Copy every line of the data that includes the string "value".
::::
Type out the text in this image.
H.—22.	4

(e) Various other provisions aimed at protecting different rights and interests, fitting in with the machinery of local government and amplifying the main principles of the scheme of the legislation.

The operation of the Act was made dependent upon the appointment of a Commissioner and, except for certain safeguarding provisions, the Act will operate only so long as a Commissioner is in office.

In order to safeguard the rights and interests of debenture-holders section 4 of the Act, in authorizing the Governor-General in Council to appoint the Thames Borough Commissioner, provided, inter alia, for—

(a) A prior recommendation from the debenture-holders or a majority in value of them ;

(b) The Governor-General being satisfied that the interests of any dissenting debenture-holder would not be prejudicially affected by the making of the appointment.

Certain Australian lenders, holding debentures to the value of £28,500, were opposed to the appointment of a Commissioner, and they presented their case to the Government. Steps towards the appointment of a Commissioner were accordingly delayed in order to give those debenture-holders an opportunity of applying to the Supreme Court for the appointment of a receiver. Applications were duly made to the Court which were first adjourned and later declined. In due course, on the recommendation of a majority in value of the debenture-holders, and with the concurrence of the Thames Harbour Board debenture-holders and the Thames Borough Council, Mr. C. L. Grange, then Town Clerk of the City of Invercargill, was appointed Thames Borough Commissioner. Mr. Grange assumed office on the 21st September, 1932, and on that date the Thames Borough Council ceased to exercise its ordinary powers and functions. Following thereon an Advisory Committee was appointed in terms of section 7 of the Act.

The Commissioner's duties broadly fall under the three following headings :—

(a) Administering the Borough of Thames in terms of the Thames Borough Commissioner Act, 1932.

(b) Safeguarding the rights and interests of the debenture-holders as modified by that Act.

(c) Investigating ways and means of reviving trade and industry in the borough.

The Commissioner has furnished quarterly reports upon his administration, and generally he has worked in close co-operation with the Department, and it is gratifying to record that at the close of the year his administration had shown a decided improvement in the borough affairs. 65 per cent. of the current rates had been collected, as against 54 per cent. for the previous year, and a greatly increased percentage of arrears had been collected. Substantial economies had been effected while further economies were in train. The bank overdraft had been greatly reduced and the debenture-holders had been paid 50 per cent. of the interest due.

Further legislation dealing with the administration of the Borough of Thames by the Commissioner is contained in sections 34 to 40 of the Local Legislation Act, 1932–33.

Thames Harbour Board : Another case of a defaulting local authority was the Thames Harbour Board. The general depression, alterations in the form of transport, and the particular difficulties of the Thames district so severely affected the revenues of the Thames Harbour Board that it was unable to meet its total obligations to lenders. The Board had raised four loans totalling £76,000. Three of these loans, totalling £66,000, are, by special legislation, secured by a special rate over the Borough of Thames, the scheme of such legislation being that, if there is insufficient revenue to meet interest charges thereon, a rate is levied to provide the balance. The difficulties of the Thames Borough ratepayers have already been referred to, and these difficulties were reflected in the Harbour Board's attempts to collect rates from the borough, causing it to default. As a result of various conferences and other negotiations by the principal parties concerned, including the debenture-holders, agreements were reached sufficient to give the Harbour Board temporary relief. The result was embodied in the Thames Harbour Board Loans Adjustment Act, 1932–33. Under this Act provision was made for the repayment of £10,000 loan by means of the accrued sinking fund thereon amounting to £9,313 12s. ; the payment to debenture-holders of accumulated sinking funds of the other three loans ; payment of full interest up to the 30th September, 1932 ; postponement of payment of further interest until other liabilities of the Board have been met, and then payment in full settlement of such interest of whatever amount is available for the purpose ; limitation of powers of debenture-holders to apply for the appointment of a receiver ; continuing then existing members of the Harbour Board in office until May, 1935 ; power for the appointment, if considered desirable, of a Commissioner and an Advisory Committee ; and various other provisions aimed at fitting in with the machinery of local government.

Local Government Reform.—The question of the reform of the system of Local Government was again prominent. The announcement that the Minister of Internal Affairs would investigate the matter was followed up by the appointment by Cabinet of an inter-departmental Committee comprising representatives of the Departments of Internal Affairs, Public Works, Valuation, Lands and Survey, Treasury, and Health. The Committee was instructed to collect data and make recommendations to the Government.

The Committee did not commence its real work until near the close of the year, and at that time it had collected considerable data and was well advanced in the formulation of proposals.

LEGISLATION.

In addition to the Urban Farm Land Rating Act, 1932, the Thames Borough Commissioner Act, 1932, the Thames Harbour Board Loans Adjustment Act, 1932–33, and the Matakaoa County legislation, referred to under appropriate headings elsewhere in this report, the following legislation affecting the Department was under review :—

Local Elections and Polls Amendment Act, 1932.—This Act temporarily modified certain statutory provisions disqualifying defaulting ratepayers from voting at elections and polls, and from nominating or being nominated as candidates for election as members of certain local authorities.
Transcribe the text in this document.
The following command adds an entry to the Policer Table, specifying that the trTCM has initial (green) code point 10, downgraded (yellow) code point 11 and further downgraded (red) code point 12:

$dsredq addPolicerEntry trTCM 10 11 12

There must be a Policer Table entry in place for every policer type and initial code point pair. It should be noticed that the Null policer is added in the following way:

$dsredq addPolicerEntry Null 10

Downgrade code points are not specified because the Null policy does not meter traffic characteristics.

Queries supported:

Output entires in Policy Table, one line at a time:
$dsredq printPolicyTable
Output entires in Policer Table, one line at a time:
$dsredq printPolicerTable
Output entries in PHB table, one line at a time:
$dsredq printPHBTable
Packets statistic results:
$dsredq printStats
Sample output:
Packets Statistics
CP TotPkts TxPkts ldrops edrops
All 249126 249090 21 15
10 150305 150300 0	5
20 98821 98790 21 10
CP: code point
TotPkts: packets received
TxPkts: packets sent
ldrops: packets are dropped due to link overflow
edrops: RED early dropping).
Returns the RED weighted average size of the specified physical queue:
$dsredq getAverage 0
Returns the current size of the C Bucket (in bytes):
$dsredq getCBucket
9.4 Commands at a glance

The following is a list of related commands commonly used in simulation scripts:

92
::::
ANSWER TO THIS PROBLEM:
(a) A prior recommendation from the debenture-holders or a majority in value of them ;
Certain Australian lenders, holding debentures to the value of £28,500, were opposed to the appointment of a Commissioner, and they presented their case to the Government. Steps towards the appointment of a Commissioner were accordingly delayed in order to give those debenture-holders an opportunity of applying to the Supreme Court for the appointment of a receiver. Applications were duly made to the Court which were first adjourned and later declined. In due course, on the recommendation of a majority in value of the debenture-holders, and with the concurrence of the Thames Harbour Board debenture-holders and the Thames Borough Council, Mr. C. L. Grange, then Town Clerk of the City of Invercargill, was appointed Thames Borough Commissioner. Mr. Grange assumed office on the 21st September, 1932, and on that date the Thames Borough Council ceased to exercise its ordinary powers and functions. Following thereon an Advisory Committee was appointed in terms of section 7 of the Act.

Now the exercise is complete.